**What the task asks:**
Say how many lines contain the string "icon". Give no other output.

--- BEGIN ---

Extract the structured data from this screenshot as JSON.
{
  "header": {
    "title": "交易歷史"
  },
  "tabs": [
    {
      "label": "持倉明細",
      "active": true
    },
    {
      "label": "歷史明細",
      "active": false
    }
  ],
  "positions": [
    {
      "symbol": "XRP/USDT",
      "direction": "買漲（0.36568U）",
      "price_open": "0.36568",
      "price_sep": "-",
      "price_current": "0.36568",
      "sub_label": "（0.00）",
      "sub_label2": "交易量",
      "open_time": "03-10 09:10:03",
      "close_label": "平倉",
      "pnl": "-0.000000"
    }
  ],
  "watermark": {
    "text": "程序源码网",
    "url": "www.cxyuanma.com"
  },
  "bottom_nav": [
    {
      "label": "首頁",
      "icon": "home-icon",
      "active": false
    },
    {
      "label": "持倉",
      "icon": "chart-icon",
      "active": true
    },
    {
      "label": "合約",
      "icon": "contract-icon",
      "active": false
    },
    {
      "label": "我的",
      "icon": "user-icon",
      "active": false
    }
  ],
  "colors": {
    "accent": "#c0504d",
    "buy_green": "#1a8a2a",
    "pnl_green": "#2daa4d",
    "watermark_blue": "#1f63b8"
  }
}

--- END ---

**Response to this exercise:**
4